# Records for this task start

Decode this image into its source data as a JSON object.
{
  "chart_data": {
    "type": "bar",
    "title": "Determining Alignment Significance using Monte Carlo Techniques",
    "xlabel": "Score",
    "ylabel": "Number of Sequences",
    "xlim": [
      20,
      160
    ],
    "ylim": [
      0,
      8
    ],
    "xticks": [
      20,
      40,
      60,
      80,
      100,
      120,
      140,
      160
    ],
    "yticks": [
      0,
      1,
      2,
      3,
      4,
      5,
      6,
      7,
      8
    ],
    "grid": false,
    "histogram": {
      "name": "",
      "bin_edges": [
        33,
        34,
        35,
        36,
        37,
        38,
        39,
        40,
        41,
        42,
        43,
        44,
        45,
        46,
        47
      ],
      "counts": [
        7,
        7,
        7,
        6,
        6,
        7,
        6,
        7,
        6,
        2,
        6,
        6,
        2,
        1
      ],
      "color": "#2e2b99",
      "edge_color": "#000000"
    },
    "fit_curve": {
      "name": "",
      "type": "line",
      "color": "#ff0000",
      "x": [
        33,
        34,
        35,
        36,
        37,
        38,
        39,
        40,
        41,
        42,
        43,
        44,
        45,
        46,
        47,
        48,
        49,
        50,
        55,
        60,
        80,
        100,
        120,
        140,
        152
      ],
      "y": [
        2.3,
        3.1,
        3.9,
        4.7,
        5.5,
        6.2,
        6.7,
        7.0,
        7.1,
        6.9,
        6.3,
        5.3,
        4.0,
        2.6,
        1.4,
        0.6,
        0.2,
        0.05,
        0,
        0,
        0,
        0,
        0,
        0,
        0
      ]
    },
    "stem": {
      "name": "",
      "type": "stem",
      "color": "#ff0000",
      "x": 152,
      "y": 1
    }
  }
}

# Records for this task end

§ **Directions**:
Copy out the full listing exactly.

§ **Answer to the task**:
Decode this image into its source data as a JSON object.
{
  "chart_data": {
    "type": "bar",
    "title": "Determining Alignment Significance using Monte Carlo Techniques",
    "xlabel": "Score",
    "ylabel": "Number of Sequences",
    "xlim": [
      20,
      160
    ],
    "ylim": [
      0,
      8
    ],
    "xticks": [
      20,
      40,
      60,
      80,
      100,
      120,
      140,
      160
    ],
    "yticks": [
      0,
      1,
      2,
      3,
      4,
      5,
      6,
      7,
      8
    ],
    "grid": false,
    "histogram": {
      "name": "",
      "bin_edges": [
        33,
        34,
        35,
        36,
        37,
        38,
        39,
        40,
        41,
        42,
        43,
        44,
        45,
        46,
        47
      ],
      "counts": [
        7,
        7,
        7,
        6,
        6,
        7,
        6,
        7,
        6,
        2,
        6,
        6,
        2,
        1
      ],
      "color": "#2e2b99",
      "edge_color": "#000000"
    },
    "fit_curve": {
      "name": "",
      "type": "line",
      "color": "#ff0000",
      "x": [
        33,
        34,
        35,
        36,
        37,
        38,
        39,
        40,
        41,
        42,
        43,
        44,
        45,
        46,
        47,
        48,
        49,
        50,
        55,
        60,
        80,
        100,
        120,
        140,
        152
      ],
      "y": [
        2.3,
        3.1,
        3.9,
        4.7,
        5.5,
        6.2,
        6.7,
        7.0,
        7.1,
        6.9,
        6.3,
        5.3,
        4.0,
        2.6,
        1.4,
        0.6,
        0.2,
        0.05,
        0,
        0,
        0,
        0,
        0,
        0,
        0
      ]
    },
    "stem": {
      "name": "",
      "type": "stem",
      "color": "#ff0000",
      "x": 152,
      "y": 1
    }
  }
}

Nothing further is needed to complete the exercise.